### What to work on
Render the rows below as a numbered list, with blank lines omitted. Begin at the row containing "legend-box [122,259,352,335]" and stop after the row containing "measurement-point [622,121,628,127]", including both.

(Entries from a dataset)
***
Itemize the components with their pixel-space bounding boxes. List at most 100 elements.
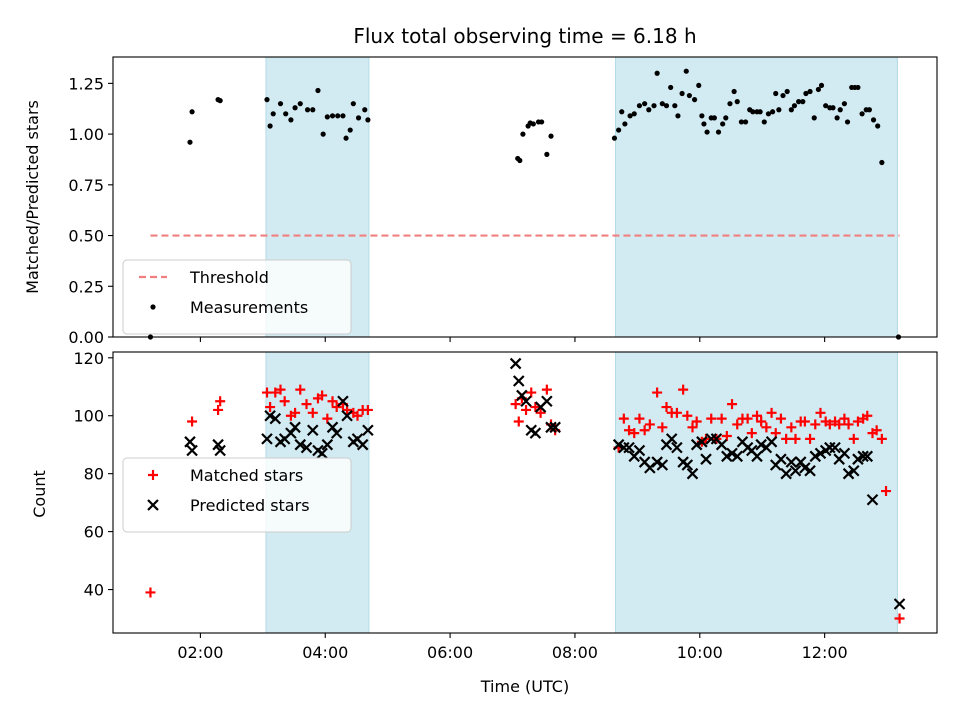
legend-box [122,259,352,335]
predicted-stars-point [330,427,343,439]
measurement-point [823,103,829,109]
predicted-stars-point [789,464,802,477]
measurement-point [796,99,802,105]
measurement-point [720,121,726,127]
measurement-point [365,117,371,123]
legend-swatch [150,304,156,310]
measurement-point [350,101,356,107]
measurement-point [636,103,643,109]
measurement-point [780,92,786,99]
predicted-stars-point [671,441,683,454]
matched-stars-point [295,384,306,395]
y-tick-label: 100 [73,407,104,426]
matched-stars-point [746,428,757,439]
measurement-point [622,121,628,127]
measurement-point [841,101,848,107]
matched-stars-point [752,410,763,421]
measurement-point [686,92,692,99]
measurement-point [668,84,674,91]
predicted-stars-point [316,447,328,460]
top-y-axis-label: Matched/Predicted stars [23,100,42,294]
measurement-point [320,131,326,137]
measurement-point [679,90,685,97]
matched-stars-point [876,433,887,444]
legend-label: Threshold [189,268,269,287]
matched-stars-point [671,407,682,418]
measurement-point [517,157,523,164]
measurement-point [791,103,798,109]
measurement-point [659,101,665,107]
legend-box [122,457,352,533]
matched-stars-point [307,407,318,418]
measurement-point [646,107,652,113]
measurement-point [696,82,702,89]
predicted-stars-point [356,438,369,451]
matched-stars-point [331,402,342,413]
predicted-stars-point [306,424,319,436]
x-tick-label: 04:00 [302,643,348,662]
matched-stars-point [810,419,821,430]
matched-stars-point [317,390,328,401]
legend-swatch [148,470,158,480]
measurement-point [704,129,710,135]
measurement-point [815,86,821,93]
y-tick-label: 1.25 [68,74,104,93]
measurement-point [784,88,790,95]
measurement-point [800,99,806,105]
matched-stars-point [815,407,826,418]
measurement-point [675,113,681,119]
measurement-point [362,107,368,113]
matched-stars-point [652,387,663,398]
measurement-point [340,113,346,119]
matched-stars-point [275,384,286,395]
predicted-stars-point [775,453,787,465]
y-tick-label: 0.00 [68,328,104,347]
predicted-stars-point [780,467,792,480]
measurement-point [324,114,330,120]
matched-stars-point [213,404,224,415]
predicted-stars-point [549,421,561,434]
predicted-stars-point [261,433,273,445]
matched-stars-point [682,410,693,421]
matched-stars-point [691,416,702,427]
y-tick-label: 0.25 [68,277,104,296]
matched-stars-point [521,404,532,415]
measurement-point [844,119,851,125]
matched-stars-point [657,422,668,433]
matched-stars-point [862,410,873,421]
predicted-stars-point [847,464,860,477]
measurement-point [723,115,729,121]
observing-window-band [615,351,898,634]
measurement-point [277,101,284,107]
measurement-point [879,159,885,166]
measurement-point [866,107,872,113]
measurement-point [355,115,362,121]
measurement-point [683,68,689,74]
measurement-point [288,117,294,123]
matched-stars-point [535,407,546,418]
predicted-stars-point [300,441,313,454]
measurement-point [738,119,745,125]
measurement-point [270,111,276,117]
predicted-stars-point [509,357,522,370]
measurement-point [264,97,270,103]
measurement-point [267,123,273,129]
matched-stars-point [839,413,850,424]
measurement-point [304,107,311,113]
bottom-y-axis-label: Count [30,470,49,518]
matched-stars-point [541,384,552,395]
matched-stars-point [852,416,863,427]
measurement-point [837,107,843,113]
measurement-point [347,127,353,133]
predicted-stars-point [529,427,542,439]
predicted-stars-point [861,450,874,463]
measurement-point [757,109,763,115]
chart-title: Flux total observing time = 6.18 h [353,24,696,48]
matched-stars-point [786,422,797,433]
measurement-point [520,131,526,137]
x-tick-label: 08:00 [552,643,598,662]
measurement-point [818,82,825,89]
predicted-stars-point [512,375,525,387]
predicted-stars-point [633,444,646,457]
***
### Task result
1. legend-box [122,259,352,335]
2. predicted-stars-point [330,427,343,439]
3. measurement-point [823,103,829,109]
4. predicted-stars-point [789,464,802,477]
5. measurement-point [796,99,802,105]
6. measurement-point [720,121,726,127]
7. measurement-point [365,117,371,123]
8. legend-swatch [150,304,156,310]
9. measurement-point [350,101,356,107]
10. measurement-point [636,103,643,109]
11. measurement-point [780,92,786,99]
12. predicted-stars-point [671,441,683,454]
13. matched-stars-point [295,384,306,395]
14. y-tick-label: 100 [73,407,104,426]
15. matched-stars-point [746,428,757,439]
16. measurement-point [622,121,628,127]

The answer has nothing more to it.